*Exercise:* Filter the records below down to lines containing "Answer".

Extracted records
** Begin **
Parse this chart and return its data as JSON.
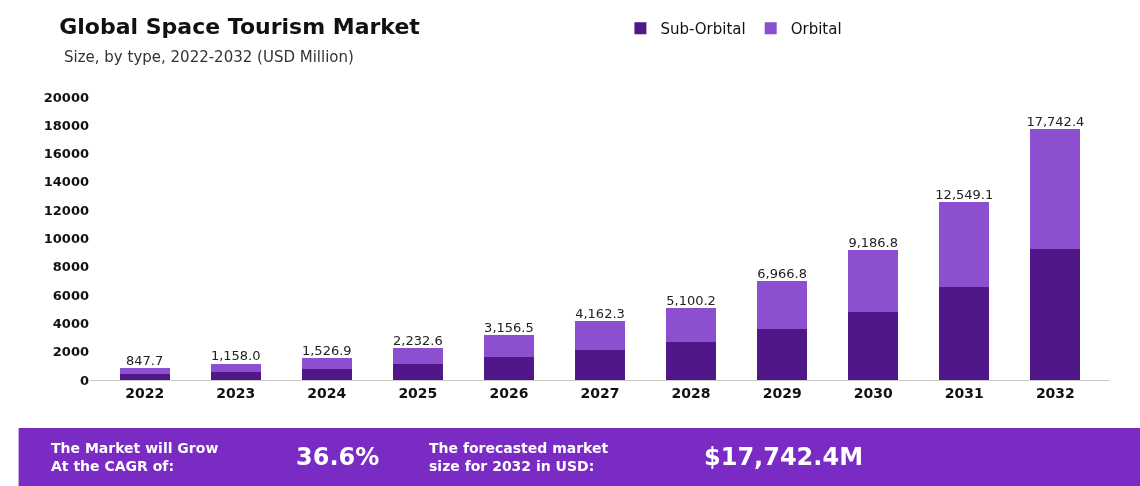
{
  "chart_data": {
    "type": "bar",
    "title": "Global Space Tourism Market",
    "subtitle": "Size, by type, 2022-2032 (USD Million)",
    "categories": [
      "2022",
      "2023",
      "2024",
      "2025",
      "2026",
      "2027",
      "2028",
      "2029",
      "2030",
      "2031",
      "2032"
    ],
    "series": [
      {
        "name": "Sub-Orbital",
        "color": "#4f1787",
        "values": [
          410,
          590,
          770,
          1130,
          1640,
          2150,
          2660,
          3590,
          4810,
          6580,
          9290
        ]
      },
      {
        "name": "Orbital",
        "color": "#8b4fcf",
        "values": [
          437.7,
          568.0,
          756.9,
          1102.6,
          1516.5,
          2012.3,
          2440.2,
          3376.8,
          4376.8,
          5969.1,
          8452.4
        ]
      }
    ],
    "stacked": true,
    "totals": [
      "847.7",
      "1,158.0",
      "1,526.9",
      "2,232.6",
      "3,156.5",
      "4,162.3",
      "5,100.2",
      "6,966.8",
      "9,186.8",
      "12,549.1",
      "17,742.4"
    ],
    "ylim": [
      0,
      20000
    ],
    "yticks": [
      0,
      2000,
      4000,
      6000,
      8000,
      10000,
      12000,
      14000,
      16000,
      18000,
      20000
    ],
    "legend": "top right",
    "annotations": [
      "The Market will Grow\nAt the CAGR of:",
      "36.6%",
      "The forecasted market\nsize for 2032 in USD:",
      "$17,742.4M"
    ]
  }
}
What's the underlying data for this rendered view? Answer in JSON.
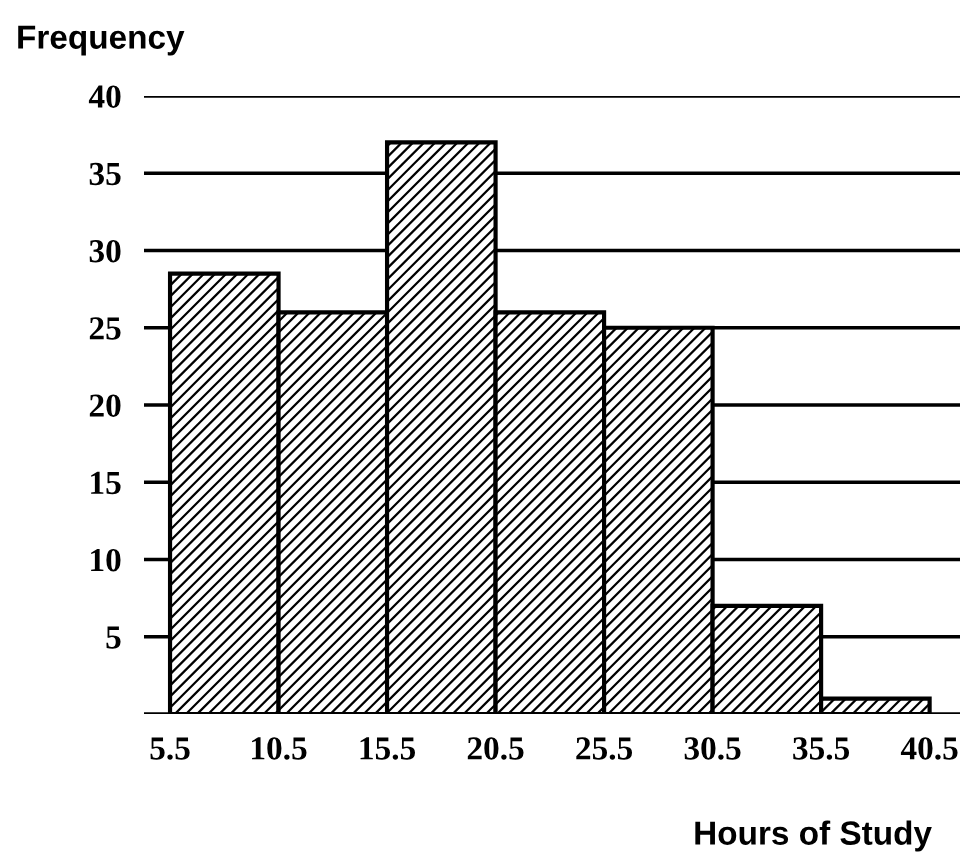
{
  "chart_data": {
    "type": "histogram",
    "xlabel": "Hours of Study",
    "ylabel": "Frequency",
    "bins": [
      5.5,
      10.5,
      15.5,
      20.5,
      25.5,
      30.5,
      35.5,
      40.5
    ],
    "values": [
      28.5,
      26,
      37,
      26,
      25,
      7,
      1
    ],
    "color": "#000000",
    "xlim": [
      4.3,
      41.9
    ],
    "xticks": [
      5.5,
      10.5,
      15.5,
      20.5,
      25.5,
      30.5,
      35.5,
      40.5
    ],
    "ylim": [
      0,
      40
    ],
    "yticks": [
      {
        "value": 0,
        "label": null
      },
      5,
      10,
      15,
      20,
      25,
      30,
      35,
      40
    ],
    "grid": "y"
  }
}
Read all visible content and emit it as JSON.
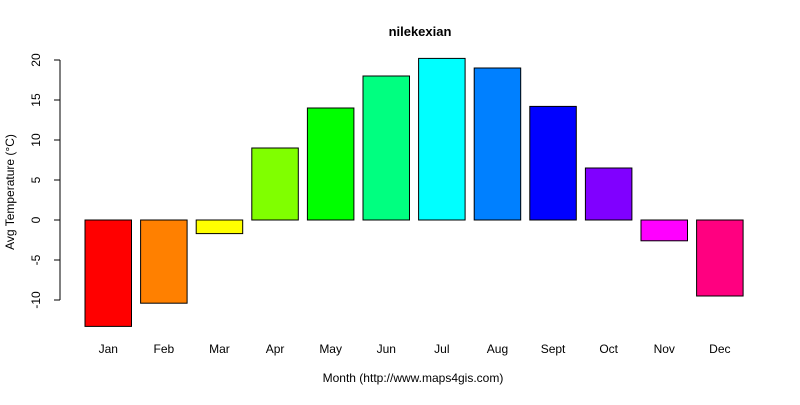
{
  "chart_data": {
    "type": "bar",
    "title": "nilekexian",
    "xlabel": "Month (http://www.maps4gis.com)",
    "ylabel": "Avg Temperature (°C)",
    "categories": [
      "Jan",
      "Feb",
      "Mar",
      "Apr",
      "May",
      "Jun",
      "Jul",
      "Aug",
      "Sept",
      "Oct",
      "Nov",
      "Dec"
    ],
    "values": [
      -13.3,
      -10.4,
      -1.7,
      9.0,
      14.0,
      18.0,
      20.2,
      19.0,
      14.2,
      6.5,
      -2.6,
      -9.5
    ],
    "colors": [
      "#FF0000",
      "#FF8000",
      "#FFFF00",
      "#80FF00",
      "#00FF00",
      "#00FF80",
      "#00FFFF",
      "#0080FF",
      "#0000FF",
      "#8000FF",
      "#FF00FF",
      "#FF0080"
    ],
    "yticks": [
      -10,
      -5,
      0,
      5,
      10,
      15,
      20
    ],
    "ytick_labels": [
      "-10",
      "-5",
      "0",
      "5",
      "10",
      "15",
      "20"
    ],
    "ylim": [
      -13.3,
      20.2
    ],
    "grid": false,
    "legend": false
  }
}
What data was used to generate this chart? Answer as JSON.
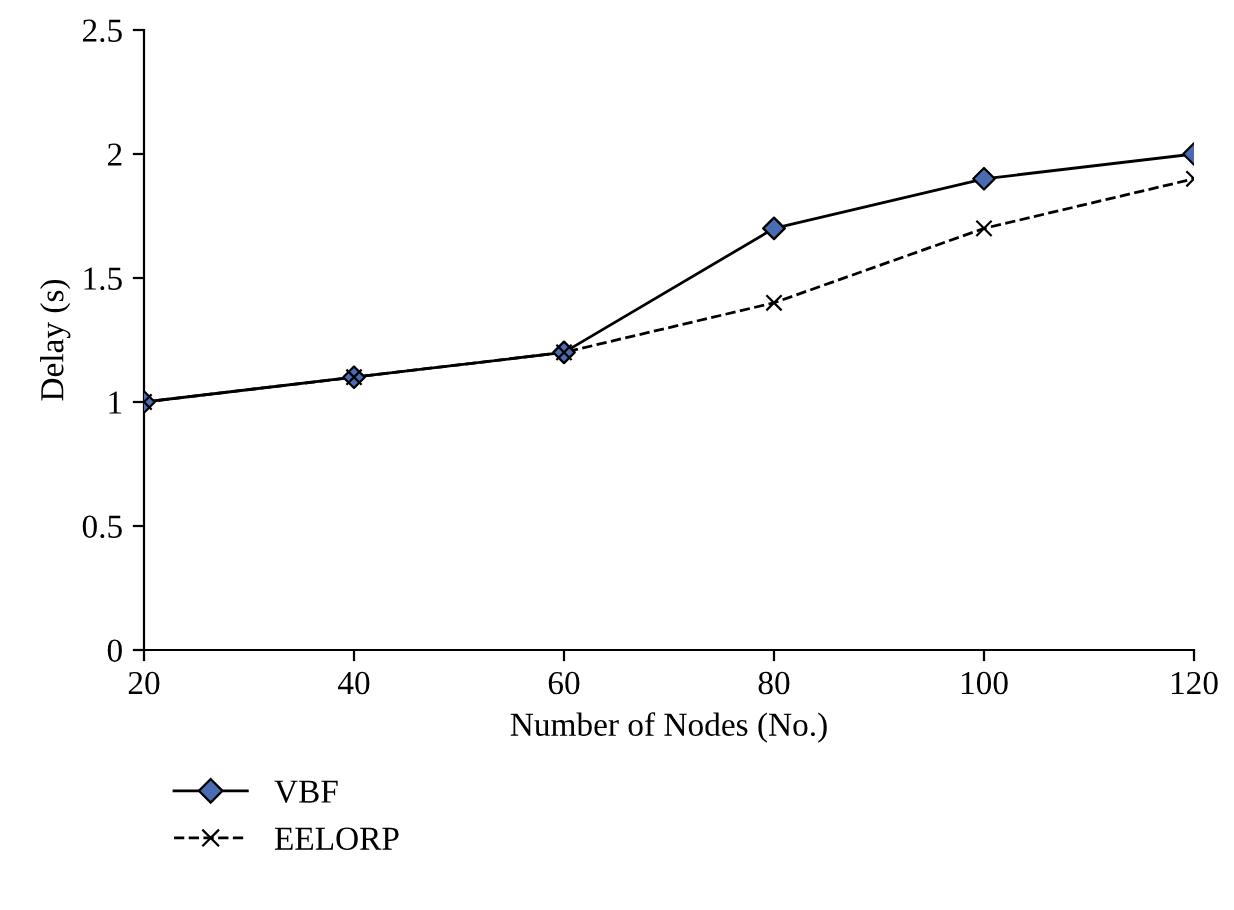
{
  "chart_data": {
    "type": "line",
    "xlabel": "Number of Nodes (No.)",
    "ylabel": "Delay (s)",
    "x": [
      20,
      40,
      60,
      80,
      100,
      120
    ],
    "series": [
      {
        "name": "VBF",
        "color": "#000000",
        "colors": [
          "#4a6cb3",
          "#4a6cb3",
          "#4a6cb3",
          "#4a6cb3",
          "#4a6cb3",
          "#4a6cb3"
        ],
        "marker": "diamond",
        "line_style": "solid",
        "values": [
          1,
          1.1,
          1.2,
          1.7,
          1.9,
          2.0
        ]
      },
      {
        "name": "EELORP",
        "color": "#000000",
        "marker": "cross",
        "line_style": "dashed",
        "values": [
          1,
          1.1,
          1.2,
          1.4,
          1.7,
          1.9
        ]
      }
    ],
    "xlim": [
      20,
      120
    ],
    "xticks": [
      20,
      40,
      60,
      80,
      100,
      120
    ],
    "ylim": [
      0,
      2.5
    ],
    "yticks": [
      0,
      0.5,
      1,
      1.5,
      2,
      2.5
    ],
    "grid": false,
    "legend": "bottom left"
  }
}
** End **
*Full output:*
What's the underlying data for this rendered view? Answer in JSON.
What data was used to generate this chart? Answer as JSON.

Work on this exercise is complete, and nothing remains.